──────── The data ────────

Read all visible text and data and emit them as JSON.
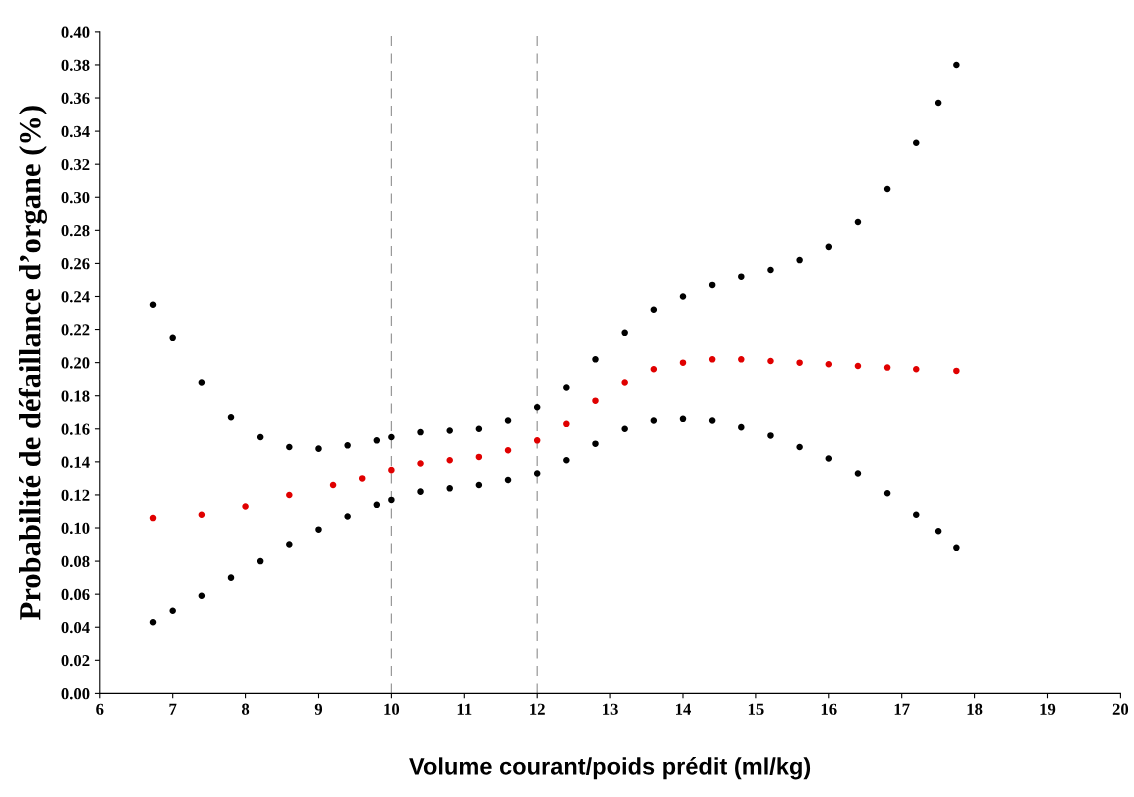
{
  "chart_data": {
    "type": "scatter",
    "xlabel": "Volume courant/poids prédit (ml/kg)",
    "ylabel": "Probabilité de défaillance d’organe (%)",
    "marker": "circle",
    "grid": false,
    "xlim": [
      6,
      20
    ],
    "xticks": [
      6,
      7,
      8,
      9,
      10,
      11,
      12,
      13,
      14,
      15,
      16,
      17,
      18,
      19,
      20
    ],
    "ylim": [
      0,
      0.4
    ],
    "yticks": [
      {
        "value": 0,
        "label": "0.00"
      },
      {
        "value": 0.02,
        "label": "0.02"
      },
      {
        "value": 0.04,
        "label": "0.04"
      },
      {
        "value": 0.06,
        "label": "0.06"
      },
      {
        "value": 0.08,
        "label": "0.08"
      },
      {
        "value": 0.1,
        "label": "0.10"
      },
      {
        "value": 0.12,
        "label": "0.12"
      },
      {
        "value": 0.14,
        "label": "0.14"
      },
      {
        "value": 0.16,
        "label": "0.16"
      },
      {
        "value": 0.18,
        "label": "0.18"
      },
      {
        "value": 0.2,
        "label": "0.20"
      },
      {
        "value": 0.22,
        "label": "0.22"
      },
      {
        "value": 0.24,
        "label": "0.24"
      },
      {
        "value": 0.26,
        "label": "0.26"
      },
      {
        "value": 0.28,
        "label": "0.28"
      },
      {
        "value": 0.3,
        "label": "0.30"
      },
      {
        "value": 0.32,
        "label": "0.32"
      },
      {
        "value": 0.34,
        "label": "0.34"
      },
      {
        "value": 0.36,
        "label": "0.36"
      },
      {
        "value": 0.38,
        "label": "0.38"
      },
      {
        "value": 0.4,
        "label": "0.40"
      }
    ],
    "ref_lines": [
      {
        "axis": "x",
        "value": 10,
        "color": "#999999",
        "line_style": "dashed"
      },
      {
        "axis": "x",
        "value": 12,
        "color": "#999999",
        "line_style": "dashed"
      }
    ],
    "series": [
      {
        "color": "#000000",
        "x": [
          6.73,
          7.0,
          7.4,
          7.8,
          8.2,
          8.6,
          9.0,
          9.4,
          9.8,
          10.0,
          10.4,
          10.8,
          11.2,
          11.6,
          12.0,
          12.4,
          12.8,
          13.2,
          13.6,
          14.0,
          14.4,
          14.8,
          15.2,
          15.6,
          16.0,
          16.4,
          16.8,
          17.2,
          17.5,
          17.75
        ],
        "values": [
          0.235,
          0.215,
          0.188,
          0.167,
          0.155,
          0.149,
          0.148,
          0.15,
          0.153,
          0.155,
          0.158,
          0.159,
          0.16,
          0.165,
          0.173,
          0.185,
          0.202,
          0.218,
          0.232,
          0.24,
          0.247,
          0.252,
          0.256,
          0.262,
          0.27,
          0.285,
          0.305,
          0.333,
          0.357,
          0.38
        ]
      },
      {
        "color": "#e00000",
        "x": [
          6.73,
          7.4,
          8.0,
          8.6,
          9.2,
          9.6,
          10.0,
          10.4,
          10.8,
          11.2,
          11.6,
          12.0,
          12.4,
          12.8,
          13.2,
          13.6,
          14.0,
          14.4,
          14.8,
          15.2,
          15.6,
          16.0,
          16.4,
          16.8,
          17.2,
          17.75
        ],
        "values": [
          0.106,
          0.108,
          0.113,
          0.12,
          0.126,
          0.13,
          0.135,
          0.139,
          0.141,
          0.143,
          0.147,
          0.153,
          0.163,
          0.177,
          0.188,
          0.196,
          0.2,
          0.202,
          0.202,
          0.201,
          0.2,
          0.199,
          0.198,
          0.197,
          0.196,
          0.195
        ]
      },
      {
        "color": "#000000",
        "x": [
          6.73,
          7.0,
          7.4,
          7.8,
          8.2,
          8.6,
          9.0,
          9.4,
          9.8,
          10.0,
          10.4,
          10.8,
          11.2,
          11.6,
          12.0,
          12.4,
          12.8,
          13.2,
          13.6,
          14.0,
          14.4,
          14.8,
          15.2,
          15.6,
          16.0,
          16.4,
          16.8,
          17.2,
          17.5,
          17.75
        ],
        "values": [
          0.043,
          0.05,
          0.059,
          0.07,
          0.08,
          0.09,
          0.099,
          0.107,
          0.114,
          0.117,
          0.122,
          0.124,
          0.126,
          0.129,
          0.133,
          0.141,
          0.151,
          0.16,
          0.165,
          0.166,
          0.165,
          0.161,
          0.156,
          0.149,
          0.142,
          0.133,
          0.121,
          0.108,
          0.098,
          0.088
        ]
      }
    ]
  }
}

────────

◆ What the task asks: Without the pictures, copy the material exactly as given.

◆ Reply to the task:
Read all visible text and data and emit them as JSON.
{
  "chart_data": {
    "type": "scatter",
    "xlabel": "Volume courant/poids prédit (ml/kg)",
    "ylabel": "Probabilité de défaillance d’organe (%)",
    "marker": "circle",
    "grid": false,
    "xlim": [
      6,
      20
    ],
    "xticks": [
      6,
      7,
      8,
      9,
      10,
      11,
      12,
      13,
      14,
      15,
      16,
      17,
      18,
      19,
      20
    ],
    "ylim": [
      0,
      0.4
    ],
    "yticks": [
      {
        "value": 0,
        "label": "0.00"
      },
      {
        "value": 0.02,
        "label": "0.02"
      },
      {
        "value": 0.04,
        "label": "0.04"
      },
      {
        "value": 0.06,
        "label": "0.06"
      },
      {
        "value": 0.08,
        "label": "0.08"
      },
      {
        "value": 0.1,
        "label": "0.10"
      },
      {
        "value": 0.12,
        "label": "0.12"
      },
      {
        "value": 0.14,
        "label": "0.14"
      },
      {
        "value": 0.16,
        "label": "0.16"
      },
      {
        "value": 0.18,
        "label": "0.18"
      },
      {
        "value": 0.2,
        "label": "0.20"
      },
      {
        "value": 0.22,
        "label": "0.22"
      },
      {
        "value": 0.24,
        "label": "0.24"
      },
      {
        "value": 0.26,
        "label": "0.26"
      },
      {
        "value": 0.28,
        "label": "0.28"
      },
      {
        "value": 0.3,
        "label": "0.30"
      },
      {
        "value": 0.32,
        "label": "0.32"
      },
      {
        "value": 0.34,
        "label": "0.34"
      },
      {
        "value": 0.36,
        "label": "0.36"
      },
      {
        "value": 0.38,
        "label": "0.38"
      },
      {
        "value": 0.4,
        "label": "0.40"
      }
    ],
    "ref_lines": [
      {
        "axis": "x",
        "value": 10,
        "color": "#999999",
        "line_style": "dashed"
      },
      {
        "axis": "x",
        "value": 12,
        "color": "#999999",
        "line_style": "dashed"
      }
    ],
    "series": [
      {
        "color": "#000000",
        "x": [
          6.73,
          7.0,
          7.4,
          7.8,
          8.2,
          8.6,
          9.0,
          9.4,
          9.8,
          10.0,
          10.4,
          10.8,
          11.2,
          11.6,
          12.0,
          12.4,
          12.8,
          13.2,
          13.6,
          14.0,
          14.4,
          14.8,
          15.2,
          15.6,
          16.0,
          16.4,
          16.8,
          17.2,
          17.5,
          17.75
        ],
        "values": [
          0.235,
          0.215,
          0.188,
          0.167,
          0.155,
          0.149,
          0.148,
          0.15,
          0.153,
          0.155,
          0.158,
          0.159,
          0.16,
          0.165,
          0.173,
          0.185,
          0.202,
          0.218,
          0.232,
          0.24,
          0.247,
          0.252,
          0.256,
          0.262,
          0.27,
          0.285,
          0.305,
          0.333,
          0.357,
          0.38
        ]
      },
      {
        "color": "#e00000",
        "x": [
          6.73,
          7.4,
          8.0,
          8.6,
          9.2,
          9.6,
          10.0,
          10.4,
          10.8,
          11.2,
          11.6,
          12.0,
          12.4,
          12.8,
          13.2,
          13.6,
          14.0,
          14.4,
          14.8,
          15.2,
          15.6,
          16.0,
          16.4,
          16.8,
          17.2,
          17.75
        ],
        "values": [
          0.106,
          0.108,
          0.113,
          0.12,
          0.126,
          0.13,
          0.135,
          0.139,
          0.141,
          0.143,
          0.147,
          0.153,
          0.163,
          0.177,
          0.188,
          0.196,
          0.2,
          0.202,
          0.202,
          0.201,
          0.2,
          0.199,
          0.198,
          0.197,
          0.196,
          0.195
        ]
      },
      {
        "color": "#000000",
        "x": [
          6.73,
          7.0,
          7.4,
          7.8,
          8.2,
          8.6,
          9.0,
          9.4,
          9.8,
          10.0,
          10.4,
          10.8,
          11.2,
          11.6,
          12.0,
          12.4,
          12.8,
          13.2,
          13.6,
          14.0,
          14.4,
          14.8,
          15.2,
          15.6,
          16.0,
          16.4,
          16.8,
          17.2,
          17.5,
          17.75
        ],
        "values": [
          0.043,
          0.05,
          0.059,
          0.07,
          0.08,
          0.09,
          0.099,
          0.107,
          0.114,
          0.117,
          0.122,
          0.124,
          0.126,
          0.129,
          0.133,
          0.141,
          0.151,
          0.16,
          0.165,
          0.166,
          0.165,
          0.161,
          0.156,
          0.149,
          0.142,
          0.133,
          0.121,
          0.108,
          0.098,
          0.088
        ]
      }
    ]
  }
}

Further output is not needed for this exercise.